◆ **WORK REQUIRED**
For the records below, give the count of lines holding the word "label" and nothing more.
# # # # # # #
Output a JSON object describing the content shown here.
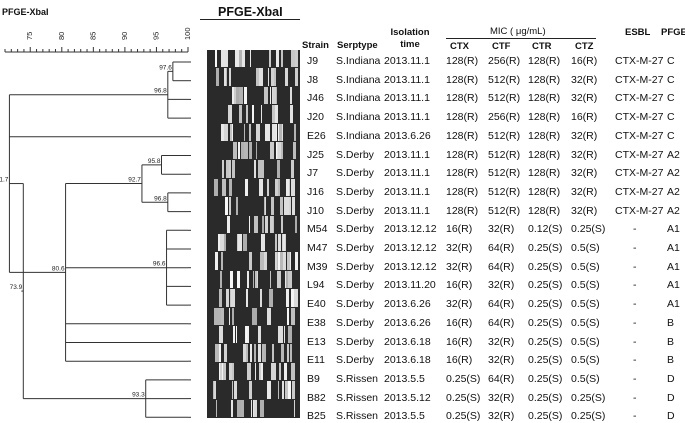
{
  "title_left": "PFGE-XbaI",
  "title_gel": "PFGE-XbaI",
  "scale": {
    "ticks": [
      "75",
      "80",
      "85",
      "90",
      "95",
      "100"
    ],
    "min": 71,
    "max": 100
  },
  "headers": {
    "strain": "Strain",
    "serotype": "Serptype",
    "isolation_time": "Isolation time",
    "mic_group": "MIC ( μg/mL)",
    "ctx": "CTX",
    "ctf": "CTF",
    "ctr": "CTR",
    "ctz": "CTZ",
    "esbl": "ESBL",
    "pfge": "PFGE"
  },
  "rows": [
    {
      "strain": "J9",
      "serotype": "S.Indiana",
      "time": "2013.11.1",
      "ctx": "128(R)",
      "ctf": "256(R)",
      "ctr": "128(R)",
      "ctz": "16(R)",
      "esbl": "CTX-M-27",
      "pfge": "C"
    },
    {
      "strain": "J8",
      "serotype": "S.Indiana",
      "time": "2013.11.1",
      "ctx": "128(R)",
      "ctf": "512(R)",
      "ctr": "128(R)",
      "ctz": "32(R)",
      "esbl": "CTX-M-27",
      "pfge": "C"
    },
    {
      "strain": "J46",
      "serotype": "S.Indiana",
      "time": "2013.11.1",
      "ctx": "128(R)",
      "ctf": "512(R)",
      "ctr": "128(R)",
      "ctz": "32(R)",
      "esbl": "CTX-M-27",
      "pfge": "C"
    },
    {
      "strain": "J20",
      "serotype": "S.Indiana",
      "time": "2013.11.1",
      "ctx": "128(R)",
      "ctf": "256(R)",
      "ctr": "128(R)",
      "ctz": "16(R)",
      "esbl": "CTX-M-27",
      "pfge": "C"
    },
    {
      "strain": "E26",
      "serotype": "S.Indiana",
      "time": "2013.6.26",
      "ctx": "128(R)",
      "ctf": "512(R)",
      "ctr": "128(R)",
      "ctz": "32(R)",
      "esbl": "CTX-M-27",
      "pfge": "C"
    },
    {
      "strain": "J25",
      "serotype": "S.Derby",
      "time": "2013.11.1",
      "ctx": "128(R)",
      "ctf": "512(R)",
      "ctr": "128(R)",
      "ctz": "32(R)",
      "esbl": "CTX-M-27",
      "pfge": "A2"
    },
    {
      "strain": "J7",
      "serotype": "S.Derby",
      "time": "2013.11.1",
      "ctx": "128(R)",
      "ctf": "512(R)",
      "ctr": "128(R)",
      "ctz": "32(R)",
      "esbl": "CTX-M-27",
      "pfge": "A2"
    },
    {
      "strain": "J16",
      "serotype": "S.Derby",
      "time": "2013.11.1",
      "ctx": "128(R)",
      "ctf": "512(R)",
      "ctr": "128(R)",
      "ctz": "32(R)",
      "esbl": "CTX-M-27",
      "pfge": "A2"
    },
    {
      "strain": "J10",
      "serotype": "S.Derby",
      "time": "2013.11.1",
      "ctx": "128(R)",
      "ctf": "512(R)",
      "ctr": "128(R)",
      "ctz": "32(R)",
      "esbl": "CTX-M-27",
      "pfge": "A2"
    },
    {
      "strain": "M54",
      "serotype": "S.Derby",
      "time": "2013.12.12",
      "ctx": "16(R)",
      "ctf": "32(R)",
      "ctr": "0.12(S)",
      "ctz": "0.25(S)",
      "esbl": "-",
      "pfge": "A1"
    },
    {
      "strain": "M47",
      "serotype": "S.Derby",
      "time": "2013.12.12",
      "ctx": "32(R)",
      "ctf": "64(R)",
      "ctr": "0.25(S)",
      "ctz": "0.5(S)",
      "esbl": "-",
      "pfge": "A1"
    },
    {
      "strain": "M39",
      "serotype": "S.Derby",
      "time": "2013.12.12",
      "ctx": "32(R)",
      "ctf": "64(R)",
      "ctr": "0.25(S)",
      "ctz": "0.5(S)",
      "esbl": "-",
      "pfge": "A1"
    },
    {
      "strain": "L94",
      "serotype": "S.Derby",
      "time": "2013.11.20",
      "ctx": "16(R)",
      "ctf": "32(R)",
      "ctr": "0.25(S)",
      "ctz": "0.5(S)",
      "esbl": "-",
      "pfge": "A1"
    },
    {
      "strain": "E40",
      "serotype": "S.Derby",
      "time": "2013.6.26",
      "ctx": "32(R)",
      "ctf": "64(R)",
      "ctr": "0.25(S)",
      "ctz": "0.5(S)",
      "esbl": "-",
      "pfge": "A1"
    },
    {
      "strain": "E38",
      "serotype": "S.Derby",
      "time": "2013.6.26",
      "ctx": "16(R)",
      "ctf": "64(R)",
      "ctr": "0.25(S)",
      "ctz": "0.5(S)",
      "esbl": "-",
      "pfge": "B"
    },
    {
      "strain": "E13",
      "serotype": "S.Derby",
      "time": "2013.6.18",
      "ctx": "16(R)",
      "ctf": "32(R)",
      "ctr": "0.25(S)",
      "ctz": "0.5(S)",
      "esbl": "-",
      "pfge": "B"
    },
    {
      "strain": "E11",
      "serotype": "S.Derby",
      "time": "2013.6.18",
      "ctx": "16(R)",
      "ctf": "32(R)",
      "ctr": "0.25(S)",
      "ctz": "0.5(S)",
      "esbl": "-",
      "pfge": "B"
    },
    {
      "strain": "B9",
      "serotype": "S.Rissen",
      "time": "2013.5.5",
      "ctx": "0.25(S)",
      "ctf": "64(R)",
      "ctr": "0.25(S)",
      "ctz": "0.5(S)",
      "esbl": "-",
      "pfge": "D"
    },
    {
      "strain": "B82",
      "serotype": "S.Rissen",
      "time": "2013.5.12",
      "ctx": "0.25(S)",
      "ctf": "32(R)",
      "ctr": "0.25(S)",
      "ctz": "0.25(S)",
      "esbl": "-",
      "pfge": "D"
    },
    {
      "strain": "B25",
      "serotype": "S.Rissen",
      "time": "2013.5.5",
      "ctx": "0.25(S)",
      "ctf": "32(R)",
      "ctr": "0.25(S)",
      "ctz": "0.25(S)",
      "esbl": "-",
      "pfge": "D"
    }
  ],
  "dendrogram_nodes": [
    {
      "label": "97.6",
      "similarity": 97.6,
      "leaves": [
        0,
        1
      ]
    },
    {
      "label": "96.8",
      "similarity": 96.8,
      "leaves": [
        0,
        3
      ]
    },
    {
      "label": "95.8",
      "similarity": 95.8,
      "leaves": [
        5,
        6
      ]
    },
    {
      "label": "96.8",
      "similarity": 96.8,
      "leaves": [
        7,
        8
      ]
    },
    {
      "label": "92.7",
      "similarity": 92.7,
      "leaves": [
        5,
        8
      ]
    },
    {
      "label": "96.6",
      "similarity": 96.6,
      "leaves": [
        9,
        13
      ]
    },
    {
      "label": "80.6",
      "similarity": 80.6,
      "leaves": [
        5,
        16
      ]
    },
    {
      "label": "71.7",
      "similarity": 71.7,
      "leaves": [
        0,
        16
      ]
    },
    {
      "label": "93.3",
      "similarity": 93.3,
      "leaves": [
        17,
        19
      ]
    },
    {
      "label": "73.9",
      "similarity": 73.9,
      "leaves": [
        0,
        19
      ]
    }
  ]
}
# # # # # # #
◆ **FULL ANSWER**
10